Task brief :: Give the number of lines in this listing that contain "true", with no other words.

(A block of data)
________________________________________

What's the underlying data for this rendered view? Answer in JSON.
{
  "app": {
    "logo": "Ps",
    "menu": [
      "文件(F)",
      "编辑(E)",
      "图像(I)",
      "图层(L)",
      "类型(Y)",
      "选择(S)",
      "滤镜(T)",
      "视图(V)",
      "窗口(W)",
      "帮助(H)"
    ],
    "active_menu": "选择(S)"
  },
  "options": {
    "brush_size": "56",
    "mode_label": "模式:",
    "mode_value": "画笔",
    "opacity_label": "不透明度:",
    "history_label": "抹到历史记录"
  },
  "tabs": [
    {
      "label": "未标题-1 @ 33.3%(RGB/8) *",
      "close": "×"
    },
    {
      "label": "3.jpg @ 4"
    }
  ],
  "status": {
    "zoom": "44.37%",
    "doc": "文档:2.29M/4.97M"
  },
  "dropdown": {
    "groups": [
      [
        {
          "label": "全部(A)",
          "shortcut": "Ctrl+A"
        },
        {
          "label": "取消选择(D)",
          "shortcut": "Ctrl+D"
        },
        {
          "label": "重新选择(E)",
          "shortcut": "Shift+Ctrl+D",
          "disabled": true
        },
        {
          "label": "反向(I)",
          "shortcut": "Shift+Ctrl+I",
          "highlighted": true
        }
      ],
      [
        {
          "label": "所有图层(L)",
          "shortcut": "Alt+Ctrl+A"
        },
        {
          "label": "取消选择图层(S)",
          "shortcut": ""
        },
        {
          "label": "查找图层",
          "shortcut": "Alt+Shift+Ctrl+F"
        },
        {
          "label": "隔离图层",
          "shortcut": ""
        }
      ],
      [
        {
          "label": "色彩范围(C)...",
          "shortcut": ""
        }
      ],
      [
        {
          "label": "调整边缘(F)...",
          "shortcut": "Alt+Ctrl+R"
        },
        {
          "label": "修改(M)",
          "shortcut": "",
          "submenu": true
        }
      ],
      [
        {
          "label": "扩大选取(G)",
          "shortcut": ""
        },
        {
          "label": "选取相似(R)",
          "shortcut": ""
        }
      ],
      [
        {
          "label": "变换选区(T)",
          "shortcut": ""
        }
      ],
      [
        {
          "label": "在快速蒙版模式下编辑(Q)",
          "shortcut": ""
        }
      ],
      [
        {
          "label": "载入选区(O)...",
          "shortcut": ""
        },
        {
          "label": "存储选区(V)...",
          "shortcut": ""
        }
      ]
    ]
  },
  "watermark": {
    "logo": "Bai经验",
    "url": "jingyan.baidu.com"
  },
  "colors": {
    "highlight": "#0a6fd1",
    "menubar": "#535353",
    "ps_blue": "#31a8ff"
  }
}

________________________________________

Expected output :: 3